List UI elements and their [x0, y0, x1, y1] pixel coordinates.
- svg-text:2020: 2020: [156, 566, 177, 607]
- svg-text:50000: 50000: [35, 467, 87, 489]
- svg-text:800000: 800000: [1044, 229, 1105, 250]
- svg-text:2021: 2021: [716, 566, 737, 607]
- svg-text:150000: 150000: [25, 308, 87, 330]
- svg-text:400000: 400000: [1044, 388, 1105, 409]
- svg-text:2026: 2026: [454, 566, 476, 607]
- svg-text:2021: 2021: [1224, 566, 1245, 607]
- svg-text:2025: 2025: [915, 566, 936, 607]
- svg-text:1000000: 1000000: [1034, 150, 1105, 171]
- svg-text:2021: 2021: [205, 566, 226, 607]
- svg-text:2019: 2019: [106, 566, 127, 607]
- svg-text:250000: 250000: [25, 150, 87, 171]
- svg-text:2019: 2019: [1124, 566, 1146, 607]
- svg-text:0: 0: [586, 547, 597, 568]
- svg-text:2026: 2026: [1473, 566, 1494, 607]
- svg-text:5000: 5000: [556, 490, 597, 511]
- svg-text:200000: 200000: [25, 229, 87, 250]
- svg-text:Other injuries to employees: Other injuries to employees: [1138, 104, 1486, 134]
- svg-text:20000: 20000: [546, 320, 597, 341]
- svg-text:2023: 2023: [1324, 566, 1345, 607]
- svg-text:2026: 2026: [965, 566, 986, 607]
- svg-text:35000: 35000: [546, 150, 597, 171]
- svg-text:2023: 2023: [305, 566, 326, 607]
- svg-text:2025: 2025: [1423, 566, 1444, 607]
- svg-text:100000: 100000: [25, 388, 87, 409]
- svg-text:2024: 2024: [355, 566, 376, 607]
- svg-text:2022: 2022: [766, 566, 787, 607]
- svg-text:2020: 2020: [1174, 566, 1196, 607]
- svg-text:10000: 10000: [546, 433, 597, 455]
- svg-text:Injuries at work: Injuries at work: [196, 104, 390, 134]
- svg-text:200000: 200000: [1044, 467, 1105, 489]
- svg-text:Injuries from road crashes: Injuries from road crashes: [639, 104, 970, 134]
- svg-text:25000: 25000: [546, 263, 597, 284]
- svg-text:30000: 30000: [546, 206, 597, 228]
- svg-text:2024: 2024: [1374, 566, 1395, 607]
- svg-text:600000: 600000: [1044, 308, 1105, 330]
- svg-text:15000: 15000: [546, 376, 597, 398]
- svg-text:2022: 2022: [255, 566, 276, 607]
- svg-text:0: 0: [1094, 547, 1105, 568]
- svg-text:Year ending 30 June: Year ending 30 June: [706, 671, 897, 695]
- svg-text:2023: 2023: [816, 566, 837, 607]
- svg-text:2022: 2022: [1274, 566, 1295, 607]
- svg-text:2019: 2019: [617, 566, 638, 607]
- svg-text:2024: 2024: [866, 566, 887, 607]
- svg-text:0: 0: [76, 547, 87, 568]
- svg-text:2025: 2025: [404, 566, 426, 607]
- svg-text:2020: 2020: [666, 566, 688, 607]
= = = = =
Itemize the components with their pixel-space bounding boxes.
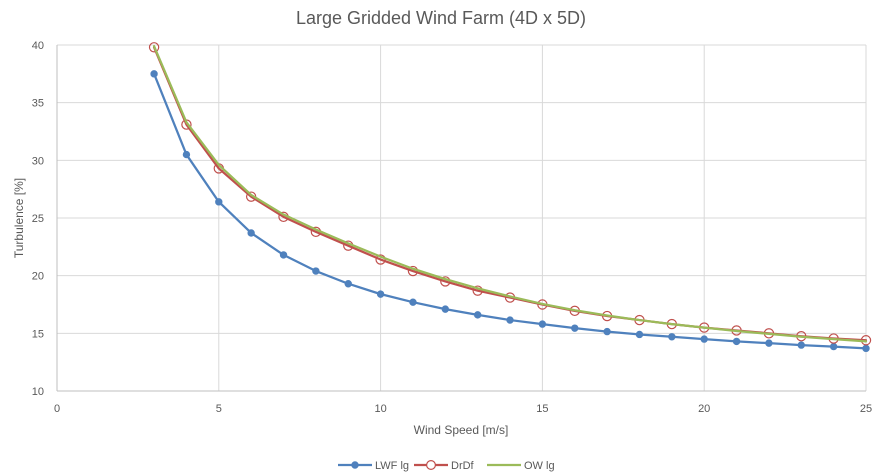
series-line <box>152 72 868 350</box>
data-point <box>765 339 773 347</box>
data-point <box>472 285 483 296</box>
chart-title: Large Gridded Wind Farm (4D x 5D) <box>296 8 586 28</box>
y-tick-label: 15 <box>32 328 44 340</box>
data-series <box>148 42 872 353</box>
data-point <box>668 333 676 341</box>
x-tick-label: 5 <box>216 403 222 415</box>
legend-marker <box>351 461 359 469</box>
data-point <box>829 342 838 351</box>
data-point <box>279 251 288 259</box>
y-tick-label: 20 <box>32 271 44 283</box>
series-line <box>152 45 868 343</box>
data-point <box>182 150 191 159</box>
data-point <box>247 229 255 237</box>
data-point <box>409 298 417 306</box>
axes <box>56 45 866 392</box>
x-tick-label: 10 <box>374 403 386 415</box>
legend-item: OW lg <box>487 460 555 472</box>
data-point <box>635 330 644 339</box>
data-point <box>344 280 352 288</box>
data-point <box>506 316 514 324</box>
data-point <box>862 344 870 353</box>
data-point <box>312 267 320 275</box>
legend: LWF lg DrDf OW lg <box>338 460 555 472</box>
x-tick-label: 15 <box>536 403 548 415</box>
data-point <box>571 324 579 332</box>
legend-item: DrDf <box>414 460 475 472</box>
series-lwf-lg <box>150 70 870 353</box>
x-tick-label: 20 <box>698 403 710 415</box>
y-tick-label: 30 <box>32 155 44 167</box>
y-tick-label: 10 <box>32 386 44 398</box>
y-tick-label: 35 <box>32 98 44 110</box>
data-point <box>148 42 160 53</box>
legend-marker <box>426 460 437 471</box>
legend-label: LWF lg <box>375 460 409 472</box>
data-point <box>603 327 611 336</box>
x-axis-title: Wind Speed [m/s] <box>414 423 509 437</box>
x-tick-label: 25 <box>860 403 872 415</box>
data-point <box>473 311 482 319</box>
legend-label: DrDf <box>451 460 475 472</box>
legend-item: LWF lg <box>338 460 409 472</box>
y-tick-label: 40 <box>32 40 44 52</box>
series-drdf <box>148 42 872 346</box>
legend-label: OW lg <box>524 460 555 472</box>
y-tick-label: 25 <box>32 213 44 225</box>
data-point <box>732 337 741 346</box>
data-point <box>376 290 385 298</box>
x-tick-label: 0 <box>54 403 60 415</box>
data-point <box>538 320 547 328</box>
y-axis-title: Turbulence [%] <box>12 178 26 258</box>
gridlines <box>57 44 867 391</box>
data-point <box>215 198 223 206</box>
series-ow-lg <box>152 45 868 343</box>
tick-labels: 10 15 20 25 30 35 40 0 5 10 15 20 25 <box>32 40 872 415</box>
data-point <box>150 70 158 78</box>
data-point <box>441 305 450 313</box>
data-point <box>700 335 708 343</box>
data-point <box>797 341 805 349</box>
= = = = =
Extract the stretch of the listing above from the line containing "series-line <box>152 72 868 350</box>" through the line containing "y-tick-label: 20 <box>32 271 44 283</box>", and copy those lines unchanged.

series-line <box>152 72 868 350</box>
data-point <box>765 339 773 347</box>
data-point <box>472 285 483 296</box>
chart-title: Large Gridded Wind Farm (4D x 5D) <box>296 8 586 28</box>
y-tick-label: 15 <box>32 328 44 340</box>
data-series <box>148 42 872 353</box>
data-point <box>668 333 676 341</box>
x-tick-label: 5 <box>216 403 222 415</box>
legend-marker <box>351 461 359 469</box>
data-point <box>829 342 838 351</box>
data-point <box>279 251 288 259</box>
y-tick-label: 20 <box>32 271 44 283</box>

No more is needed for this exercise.